WHAT YOU HAVE TO DO:
Comb the records below for the string "document" and copy each line where it turns up.

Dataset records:
***

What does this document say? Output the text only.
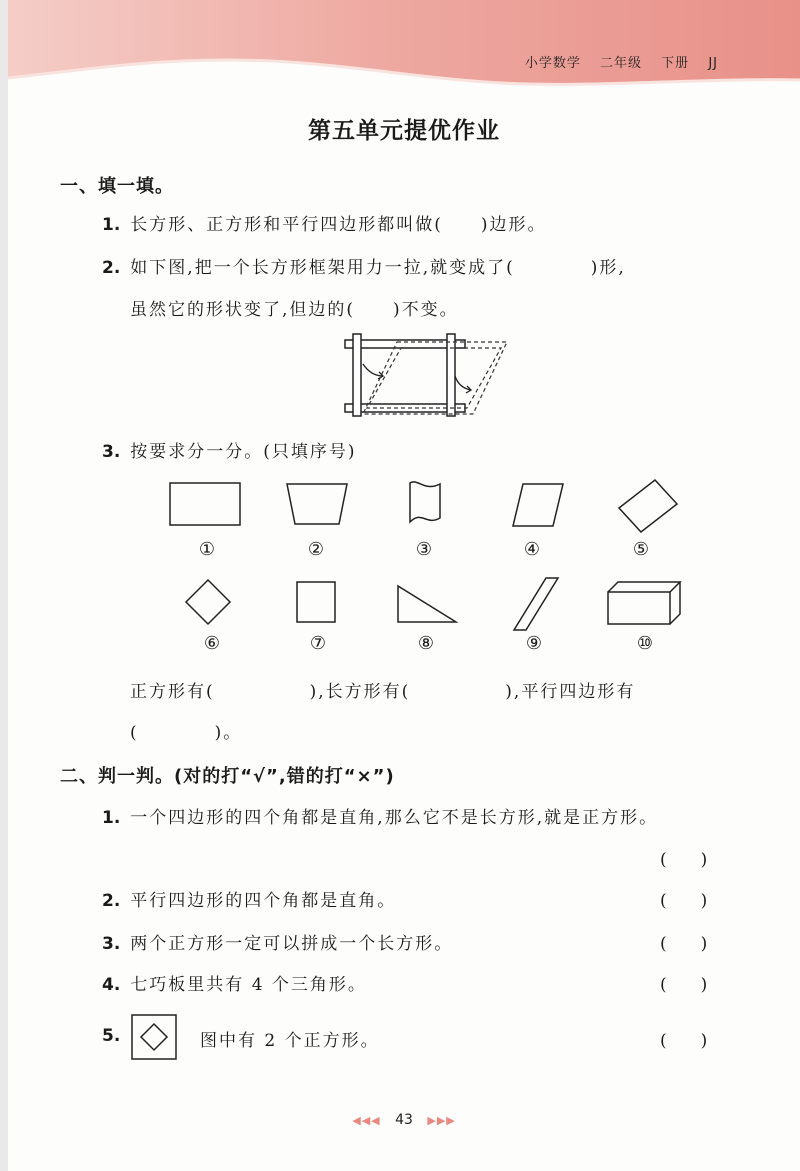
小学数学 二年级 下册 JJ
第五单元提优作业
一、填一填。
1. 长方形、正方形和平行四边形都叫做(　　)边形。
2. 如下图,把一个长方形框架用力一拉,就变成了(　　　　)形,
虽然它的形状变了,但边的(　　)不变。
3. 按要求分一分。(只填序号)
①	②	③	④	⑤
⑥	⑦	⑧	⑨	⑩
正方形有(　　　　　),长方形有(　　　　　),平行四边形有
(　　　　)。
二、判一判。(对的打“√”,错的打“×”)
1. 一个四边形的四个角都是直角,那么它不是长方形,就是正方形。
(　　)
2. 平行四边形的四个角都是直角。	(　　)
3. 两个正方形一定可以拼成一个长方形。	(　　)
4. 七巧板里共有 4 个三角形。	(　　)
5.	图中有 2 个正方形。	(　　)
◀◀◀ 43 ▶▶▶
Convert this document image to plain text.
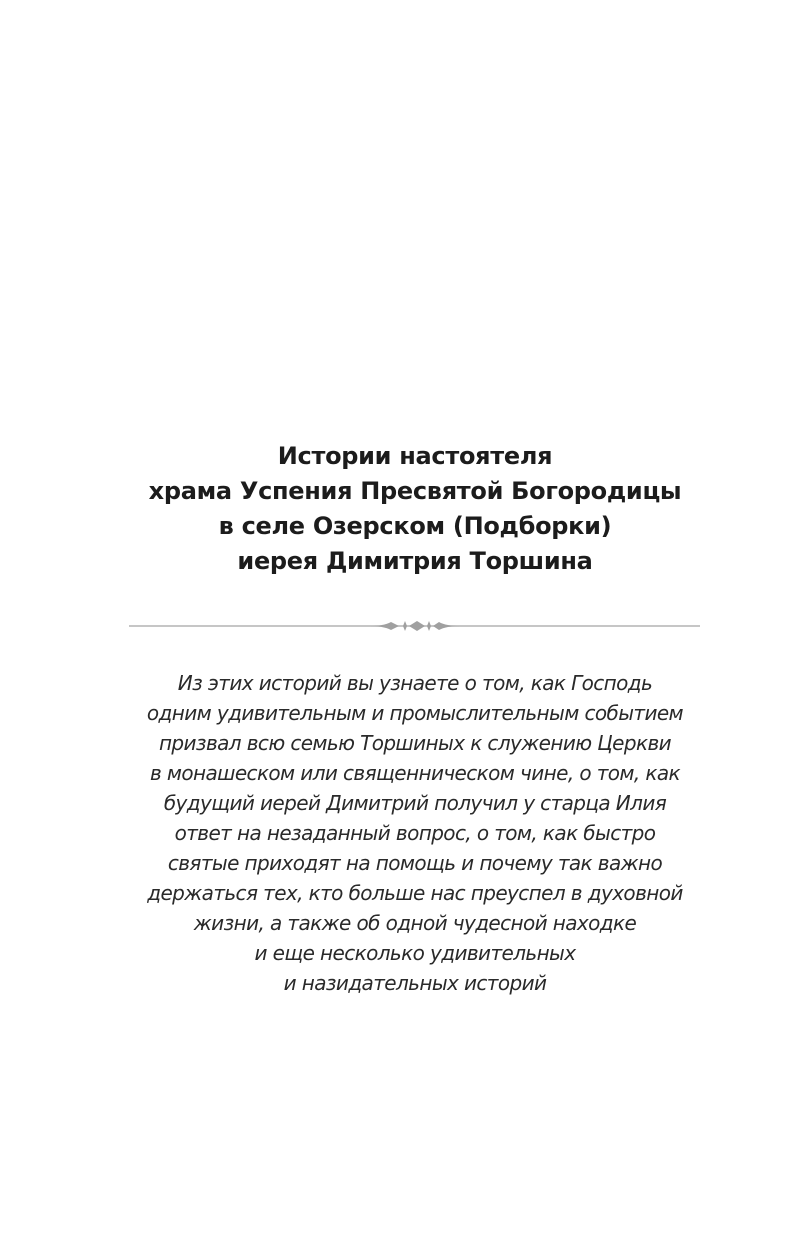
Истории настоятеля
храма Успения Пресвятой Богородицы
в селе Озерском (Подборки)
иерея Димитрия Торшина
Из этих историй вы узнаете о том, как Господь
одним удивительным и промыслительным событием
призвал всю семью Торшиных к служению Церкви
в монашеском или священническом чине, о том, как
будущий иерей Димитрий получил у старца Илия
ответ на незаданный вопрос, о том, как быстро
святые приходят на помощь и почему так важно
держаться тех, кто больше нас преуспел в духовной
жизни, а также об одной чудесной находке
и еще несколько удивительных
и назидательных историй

***

ANSWER TO THE TASK:
What does this document say? Output the text only.
Convert this document image to plain text.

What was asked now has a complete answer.